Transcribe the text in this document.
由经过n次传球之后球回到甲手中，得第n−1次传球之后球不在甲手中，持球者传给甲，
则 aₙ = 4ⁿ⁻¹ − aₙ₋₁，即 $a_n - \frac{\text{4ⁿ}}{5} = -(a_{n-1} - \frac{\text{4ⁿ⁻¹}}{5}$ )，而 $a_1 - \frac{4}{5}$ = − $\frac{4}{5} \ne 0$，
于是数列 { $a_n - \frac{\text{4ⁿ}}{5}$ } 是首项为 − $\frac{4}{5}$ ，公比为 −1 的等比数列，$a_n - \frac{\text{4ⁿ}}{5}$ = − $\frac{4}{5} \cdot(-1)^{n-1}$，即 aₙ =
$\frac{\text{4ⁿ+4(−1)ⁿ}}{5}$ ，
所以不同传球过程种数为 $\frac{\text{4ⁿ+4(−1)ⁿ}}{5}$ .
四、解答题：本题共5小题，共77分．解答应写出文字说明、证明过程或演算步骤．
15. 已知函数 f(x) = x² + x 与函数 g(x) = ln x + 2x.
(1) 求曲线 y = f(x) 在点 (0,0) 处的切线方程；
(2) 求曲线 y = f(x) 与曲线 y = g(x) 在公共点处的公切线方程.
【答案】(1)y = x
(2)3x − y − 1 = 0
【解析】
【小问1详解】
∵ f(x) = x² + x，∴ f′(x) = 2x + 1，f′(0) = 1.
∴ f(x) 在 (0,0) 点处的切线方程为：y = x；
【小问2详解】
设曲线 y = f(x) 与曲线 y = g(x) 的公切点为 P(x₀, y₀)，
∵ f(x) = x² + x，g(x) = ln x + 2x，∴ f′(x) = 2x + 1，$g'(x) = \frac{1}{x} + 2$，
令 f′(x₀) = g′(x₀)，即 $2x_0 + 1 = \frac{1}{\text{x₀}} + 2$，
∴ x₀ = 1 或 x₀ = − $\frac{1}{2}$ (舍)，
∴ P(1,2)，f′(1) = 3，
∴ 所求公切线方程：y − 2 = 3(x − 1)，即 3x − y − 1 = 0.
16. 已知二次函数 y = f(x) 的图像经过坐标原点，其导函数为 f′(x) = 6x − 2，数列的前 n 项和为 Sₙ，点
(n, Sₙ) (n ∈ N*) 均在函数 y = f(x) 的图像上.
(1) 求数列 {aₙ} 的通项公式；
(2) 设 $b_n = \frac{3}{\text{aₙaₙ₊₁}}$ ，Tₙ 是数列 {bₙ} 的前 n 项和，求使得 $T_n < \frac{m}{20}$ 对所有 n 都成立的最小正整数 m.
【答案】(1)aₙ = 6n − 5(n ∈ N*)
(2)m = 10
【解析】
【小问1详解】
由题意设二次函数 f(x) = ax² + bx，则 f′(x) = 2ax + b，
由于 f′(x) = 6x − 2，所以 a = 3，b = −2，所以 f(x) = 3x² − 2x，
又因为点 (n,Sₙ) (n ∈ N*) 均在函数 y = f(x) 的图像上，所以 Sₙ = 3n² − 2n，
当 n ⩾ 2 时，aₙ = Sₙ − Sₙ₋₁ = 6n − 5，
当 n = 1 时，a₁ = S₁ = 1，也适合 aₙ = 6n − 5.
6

○ ○ ○ ○

■ **Aim of the task**
Check every line of the data, and copy the ones that contain "frac".

■ **Expected answer**
则 aₙ = 4ⁿ⁻¹ − aₙ₋₁，即 $a_n - \frac{\text{4ⁿ}}{5} = -(a_{n-1} - \frac{\text{4ⁿ⁻¹}}{5}$ )，而 $a_1 - \frac{4}{5}$ = − $\frac{4}{5} \ne 0$，
于是数列 { $a_n - \frac{\text{4ⁿ}}{5}$ } 是首项为 − $\frac{4}{5}$ ，公比为 −1 的等比数列，$a_n - \frac{\text{4ⁿ}}{5}$ = − $\frac{4}{5} \cdot(-1)^{n-1}$，即 aₙ =
$\frac{\text{4ⁿ+4(−1)ⁿ}}{5}$ ，
所以不同传球过程种数为 $\frac{\text{4ⁿ+4(−1)ⁿ}}{5}$ .
∵ f(x) = x² + x，g(x) = ln x + 2x，∴ f′(x) = 2x + 1，$g'(x) = \frac{1}{x} + 2$，
令 f′(x₀) = g′(x₀)，即 $2x_0 + 1 = \frac{1}{\text{x₀}} + 2$，
∴ x₀ = 1 或 x₀ = − $\frac{1}{2}$ (舍)，
(2) 设 $b_n = \frac{3}{\text{aₙaₙ₊₁}}$ ，Tₙ 是数列 {bₙ} 的前 n 项和，求使得 $T_n < \frac{m}{20}$ 对所有 n 都成立的最小正整数 m.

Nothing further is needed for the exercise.